PROBLEM DETAILS | Write out the entries below once more, exactly.

ROWS |
>>>

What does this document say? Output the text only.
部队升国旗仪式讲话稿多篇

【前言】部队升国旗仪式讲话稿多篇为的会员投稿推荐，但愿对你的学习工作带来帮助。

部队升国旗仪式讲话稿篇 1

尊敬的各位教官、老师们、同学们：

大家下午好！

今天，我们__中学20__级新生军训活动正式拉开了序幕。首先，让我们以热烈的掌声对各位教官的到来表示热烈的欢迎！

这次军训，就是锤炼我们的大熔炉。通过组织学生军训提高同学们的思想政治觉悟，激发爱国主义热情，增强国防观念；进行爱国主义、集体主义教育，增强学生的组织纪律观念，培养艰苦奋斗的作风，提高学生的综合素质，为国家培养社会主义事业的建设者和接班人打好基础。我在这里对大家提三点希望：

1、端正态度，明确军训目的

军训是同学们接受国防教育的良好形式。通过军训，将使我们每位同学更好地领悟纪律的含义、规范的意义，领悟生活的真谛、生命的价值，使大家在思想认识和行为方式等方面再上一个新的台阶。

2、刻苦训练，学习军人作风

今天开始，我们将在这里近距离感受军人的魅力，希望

<<<

FINISHED EXERCISE |
What does this document say? Output the text only.
部队升国旗仪式讲话稿多篇

【前言】部队升国旗仪式讲话稿多篇为的会员投稿推荐，但愿对你的学习工作带来帮助。

部队升国旗仪式讲话稿篇 1

尊敬的各位教官、老师们、同学们：

大家下午好！

今天，我们__中学20__级新生军训活动正式拉开了序幕。首先，让我们以热烈的掌声对各位教官的到来表示热烈的欢迎！

这次军训，就是锤炼我们的大熔炉。通过组织学生军训提高同学们的思想政治觉悟，激发爱国主义热情，增强国防观念；进行爱国主义、集体主义教育，增强学生的组织纪律观念，培养艰苦奋斗的作风，提高学生的综合素质，为国家培养社会主义事业的建设者和接班人打好基础。我在这里对大家提三点希望：

1、端正态度，明确军训目的

军训是同学们接受国防教育的良好形式。通过军训，将使我们每位同学更好地领悟纪律的含义、规范的意义，领悟生活的真谛、生命的价值，使大家在思想认识和行为方式等方面再上一个新的台阶。

2、刻苦训练，学习军人作风

今天开始，我们将在这里近距离感受军人的魅力，希望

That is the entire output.